BEGIN Stored records
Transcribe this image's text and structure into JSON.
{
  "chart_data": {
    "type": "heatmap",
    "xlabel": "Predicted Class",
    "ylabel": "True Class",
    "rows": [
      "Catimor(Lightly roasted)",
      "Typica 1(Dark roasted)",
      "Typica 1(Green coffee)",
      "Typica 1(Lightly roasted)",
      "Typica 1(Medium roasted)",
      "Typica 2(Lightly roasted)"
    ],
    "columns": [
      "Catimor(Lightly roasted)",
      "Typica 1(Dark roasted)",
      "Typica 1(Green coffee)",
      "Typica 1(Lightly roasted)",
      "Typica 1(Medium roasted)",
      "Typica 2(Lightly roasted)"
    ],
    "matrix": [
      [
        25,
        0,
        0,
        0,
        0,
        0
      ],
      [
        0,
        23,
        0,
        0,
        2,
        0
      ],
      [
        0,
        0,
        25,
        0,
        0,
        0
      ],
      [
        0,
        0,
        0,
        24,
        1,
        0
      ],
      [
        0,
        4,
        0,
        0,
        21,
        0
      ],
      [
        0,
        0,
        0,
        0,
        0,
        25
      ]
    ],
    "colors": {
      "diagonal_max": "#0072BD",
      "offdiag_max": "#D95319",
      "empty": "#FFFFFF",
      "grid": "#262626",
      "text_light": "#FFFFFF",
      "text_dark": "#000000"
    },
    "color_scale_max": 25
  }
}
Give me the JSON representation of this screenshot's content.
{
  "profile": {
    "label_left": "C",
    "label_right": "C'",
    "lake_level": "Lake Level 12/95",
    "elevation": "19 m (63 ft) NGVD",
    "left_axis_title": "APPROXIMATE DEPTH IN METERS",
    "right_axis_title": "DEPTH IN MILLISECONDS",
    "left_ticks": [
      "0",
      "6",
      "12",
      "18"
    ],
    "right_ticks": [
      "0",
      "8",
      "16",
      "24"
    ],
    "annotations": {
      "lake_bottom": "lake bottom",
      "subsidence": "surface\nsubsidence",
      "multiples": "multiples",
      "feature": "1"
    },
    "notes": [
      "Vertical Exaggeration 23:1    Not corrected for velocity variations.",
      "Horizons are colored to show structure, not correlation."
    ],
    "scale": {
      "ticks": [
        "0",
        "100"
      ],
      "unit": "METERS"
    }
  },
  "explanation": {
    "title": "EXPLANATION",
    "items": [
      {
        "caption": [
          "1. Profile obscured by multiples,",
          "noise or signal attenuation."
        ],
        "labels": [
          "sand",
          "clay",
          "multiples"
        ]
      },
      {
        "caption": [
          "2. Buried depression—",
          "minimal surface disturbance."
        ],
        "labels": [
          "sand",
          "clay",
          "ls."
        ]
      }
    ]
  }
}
END Stored records
• [Exercise objective] Repeat all of the entries exactly.

• [Completed exercise]
Transcribe this image's text and structure into JSON.
{
  "chart_data": {
    "type": "heatmap",
    "xlabel": "Predicted Class",
    "ylabel": "True Class",
    "rows": [
      "Catimor(Lightly roasted)",
      "Typica 1(Dark roasted)",
      "Typica 1(Green coffee)",
      "Typica 1(Lightly roasted)",
      "Typica 1(Medium roasted)",
      "Typica 2(Lightly roasted)"
    ],
    "columns": [
      "Catimor(Lightly roasted)",
      "Typica 1(Dark roasted)",
      "Typica 1(Green coffee)",
      "Typica 1(Lightly roasted)",
      "Typica 1(Medium roasted)",
      "Typica 2(Lightly roasted)"
    ],
    "matrix": [
      [
        25,
        0,
        0,
        0,
        0,
        0
      ],
      [
        0,
        23,
        0,
        0,
        2,
        0
      ],
      [
        0,
        0,
        25,
        0,
        0,
        0
      ],
      [
        0,
        0,
        0,
        24,
        1,
        0
      ],
      [
        0,
        4,
        0,
        0,
        21,
        0
      ],
      [
        0,
        0,
        0,
        0,
        0,
        25
      ]
    ],
    "colors": {
      "diagonal_max": "#0072BD",
      "offdiag_max": "#D95319",
      "empty": "#FFFFFF",
      "grid": "#262626",
      "text_light": "#FFFFFF",
      "text_dark": "#000000"
    },
    "color_scale_max": 25
  }
}
Give me the JSON representation of this screenshot's content.
{
  "profile": {
    "label_left": "C",
    "label_right": "C'",
    "lake_level": "Lake Level 12/95",
    "elevation": "19 m (63 ft) NGVD",
    "left_axis_title": "APPROXIMATE DEPTH IN METERS",
    "right_axis_title": "DEPTH IN MILLISECONDS",
    "left_ticks": [
      "0",
      "6",
      "12",
      "18"
    ],
    "right_ticks": [
      "0",
      "8",
      "16",
      "24"
    ],
    "annotations": {
      "lake_bottom": "lake bottom",
      "subsidence": "surface\nsubsidence",
      "multiples": "multiples",
      "feature": "1"
    },
    "notes": [
      "Vertical Exaggeration 23:1    Not corrected for velocity variations.",
      "Horizons are colored to show structure, not correlation."
    ],
    "scale": {
      "ticks": [
        "0",
        "100"
      ],
      "unit": "METERS"
    }
  },
  "explanation": {
    "title": "EXPLANATION",
    "items": [
      {
        "caption": [
          "1. Profile obscured by multiples,",
          "noise or signal attenuation."
        ],
        "labels": [
          "sand",
          "clay",
          "multiples"
        ]
      },
      {
        "caption": [
          "2. Buried depression—",
          "minimal surface disturbance."
        ],
        "labels": [
          "sand",
          "clay",
          "ls."
        ]
      }
    ]
  }
}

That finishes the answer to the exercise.